• DESCRIPTION OF THE TASK: Identify every line containing the word "JSON" and reproduce each one.
════
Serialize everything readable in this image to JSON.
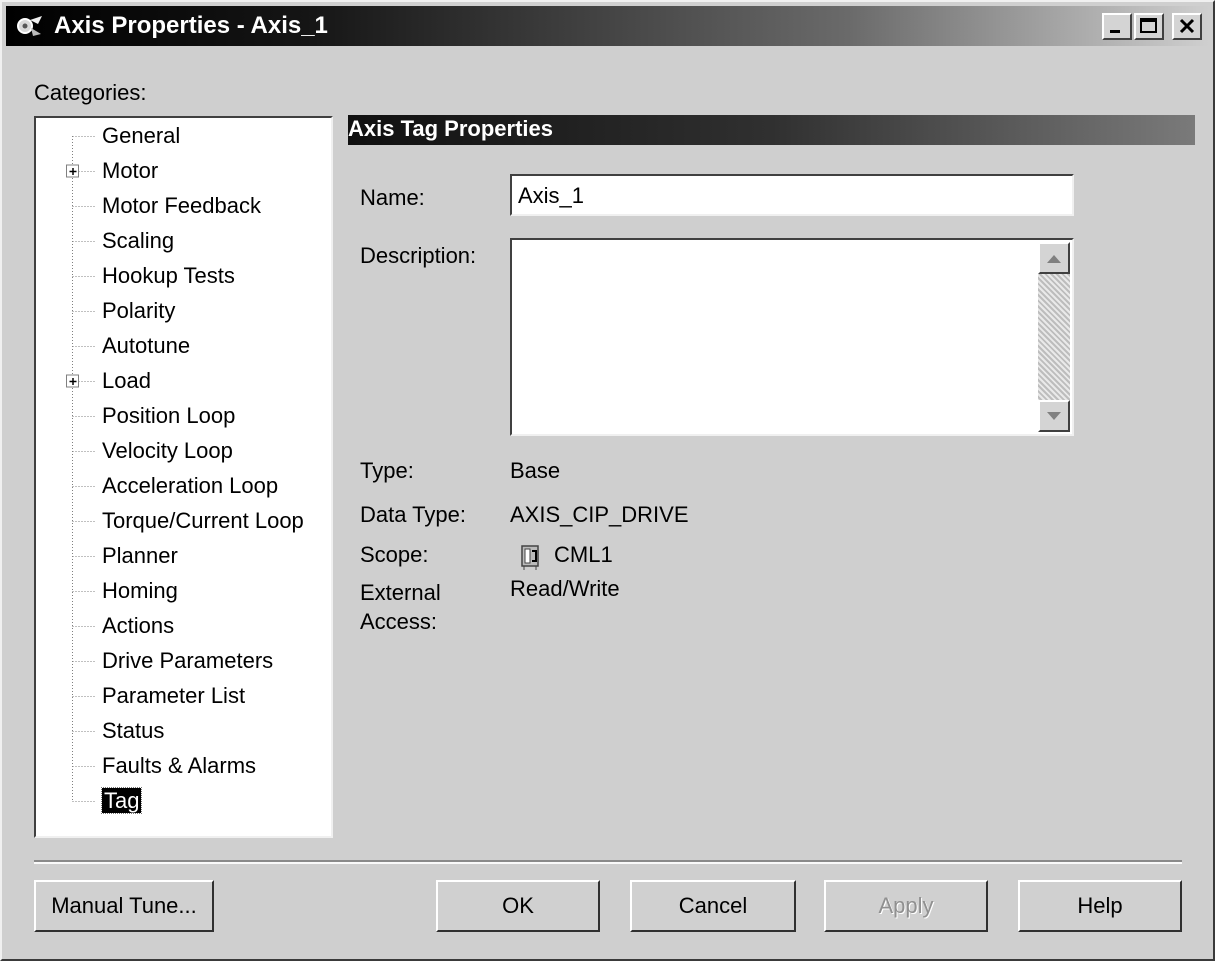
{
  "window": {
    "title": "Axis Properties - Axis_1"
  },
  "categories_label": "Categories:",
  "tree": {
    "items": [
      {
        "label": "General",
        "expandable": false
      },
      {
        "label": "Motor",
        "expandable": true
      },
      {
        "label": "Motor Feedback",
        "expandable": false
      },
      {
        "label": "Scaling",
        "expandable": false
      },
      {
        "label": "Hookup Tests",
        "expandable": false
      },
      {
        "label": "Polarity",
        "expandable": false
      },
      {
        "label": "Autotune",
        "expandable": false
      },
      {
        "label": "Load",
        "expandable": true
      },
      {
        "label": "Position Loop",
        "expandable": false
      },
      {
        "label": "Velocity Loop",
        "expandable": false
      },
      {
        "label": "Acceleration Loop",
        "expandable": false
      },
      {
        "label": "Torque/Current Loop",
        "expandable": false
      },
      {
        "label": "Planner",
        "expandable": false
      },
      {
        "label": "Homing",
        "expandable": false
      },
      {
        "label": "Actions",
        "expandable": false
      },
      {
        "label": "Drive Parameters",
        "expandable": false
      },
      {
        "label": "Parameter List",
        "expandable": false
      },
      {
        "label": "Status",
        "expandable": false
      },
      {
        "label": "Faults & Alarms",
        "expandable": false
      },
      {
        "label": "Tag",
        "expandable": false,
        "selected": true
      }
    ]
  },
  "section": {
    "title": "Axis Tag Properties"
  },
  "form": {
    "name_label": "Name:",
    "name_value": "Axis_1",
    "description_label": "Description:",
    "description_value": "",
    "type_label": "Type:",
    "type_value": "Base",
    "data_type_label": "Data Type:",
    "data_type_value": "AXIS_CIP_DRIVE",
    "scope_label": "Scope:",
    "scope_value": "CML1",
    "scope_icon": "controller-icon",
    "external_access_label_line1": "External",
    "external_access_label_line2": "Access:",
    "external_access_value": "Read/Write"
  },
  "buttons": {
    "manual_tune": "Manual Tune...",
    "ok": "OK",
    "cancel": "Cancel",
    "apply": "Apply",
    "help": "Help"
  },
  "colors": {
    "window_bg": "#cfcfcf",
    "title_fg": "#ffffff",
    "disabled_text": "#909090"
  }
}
════
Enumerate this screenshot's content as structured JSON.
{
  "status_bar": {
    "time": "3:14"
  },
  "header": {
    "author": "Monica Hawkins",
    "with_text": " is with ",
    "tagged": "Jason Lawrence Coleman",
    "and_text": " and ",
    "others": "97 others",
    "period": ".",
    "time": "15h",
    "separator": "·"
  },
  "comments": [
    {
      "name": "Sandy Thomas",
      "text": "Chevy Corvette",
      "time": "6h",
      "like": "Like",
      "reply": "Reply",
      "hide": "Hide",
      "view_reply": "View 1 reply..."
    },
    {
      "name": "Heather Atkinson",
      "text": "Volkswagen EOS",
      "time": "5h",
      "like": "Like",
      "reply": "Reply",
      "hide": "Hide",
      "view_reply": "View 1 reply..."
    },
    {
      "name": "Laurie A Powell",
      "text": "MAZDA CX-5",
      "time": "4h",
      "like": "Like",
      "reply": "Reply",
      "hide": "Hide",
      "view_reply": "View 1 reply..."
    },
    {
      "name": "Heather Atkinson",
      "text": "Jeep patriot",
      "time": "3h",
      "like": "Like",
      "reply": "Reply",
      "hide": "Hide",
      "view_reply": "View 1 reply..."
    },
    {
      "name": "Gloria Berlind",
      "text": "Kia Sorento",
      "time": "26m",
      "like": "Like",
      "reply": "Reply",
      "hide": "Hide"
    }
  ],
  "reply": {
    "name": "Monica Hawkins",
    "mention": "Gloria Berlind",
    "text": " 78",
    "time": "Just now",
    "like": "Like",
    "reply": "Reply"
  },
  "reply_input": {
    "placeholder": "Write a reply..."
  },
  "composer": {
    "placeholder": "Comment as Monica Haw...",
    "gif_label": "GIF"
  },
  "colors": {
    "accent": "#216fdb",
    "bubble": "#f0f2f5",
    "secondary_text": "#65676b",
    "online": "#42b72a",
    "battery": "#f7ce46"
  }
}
════
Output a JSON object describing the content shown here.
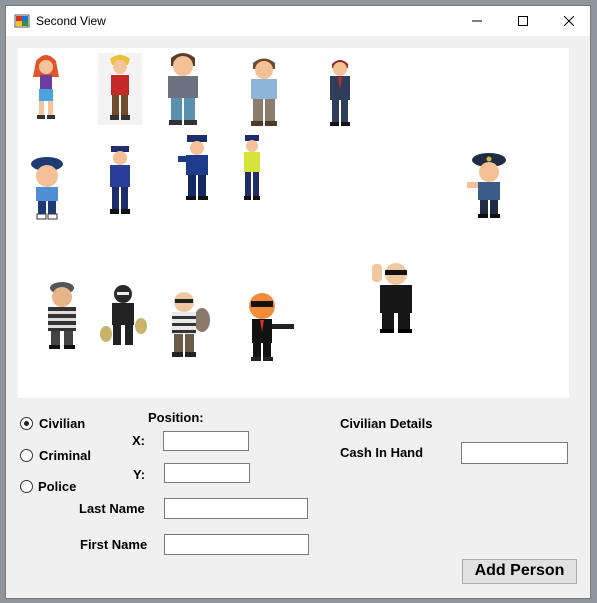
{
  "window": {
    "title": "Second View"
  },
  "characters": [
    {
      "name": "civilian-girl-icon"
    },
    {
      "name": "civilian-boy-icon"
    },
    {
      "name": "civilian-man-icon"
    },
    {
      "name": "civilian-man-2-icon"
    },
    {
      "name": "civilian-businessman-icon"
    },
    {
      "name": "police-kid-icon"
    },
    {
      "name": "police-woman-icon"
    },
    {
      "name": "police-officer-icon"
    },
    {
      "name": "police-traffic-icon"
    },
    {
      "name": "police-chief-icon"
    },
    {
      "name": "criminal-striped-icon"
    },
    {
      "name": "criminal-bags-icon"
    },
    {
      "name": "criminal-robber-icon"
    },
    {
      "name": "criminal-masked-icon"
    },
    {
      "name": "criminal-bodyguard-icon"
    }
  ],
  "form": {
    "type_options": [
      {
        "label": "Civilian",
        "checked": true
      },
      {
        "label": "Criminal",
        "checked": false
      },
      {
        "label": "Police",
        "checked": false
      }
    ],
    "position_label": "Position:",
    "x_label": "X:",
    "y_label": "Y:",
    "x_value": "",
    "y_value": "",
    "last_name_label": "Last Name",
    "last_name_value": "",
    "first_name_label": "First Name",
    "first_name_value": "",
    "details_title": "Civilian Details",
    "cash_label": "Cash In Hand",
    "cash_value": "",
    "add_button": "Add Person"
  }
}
════
• RESULT:
Serialize everything readable in this image to JSON.
Enumerate this screenshot's content as structured JSON.
Output a JSON object describing the content shown here.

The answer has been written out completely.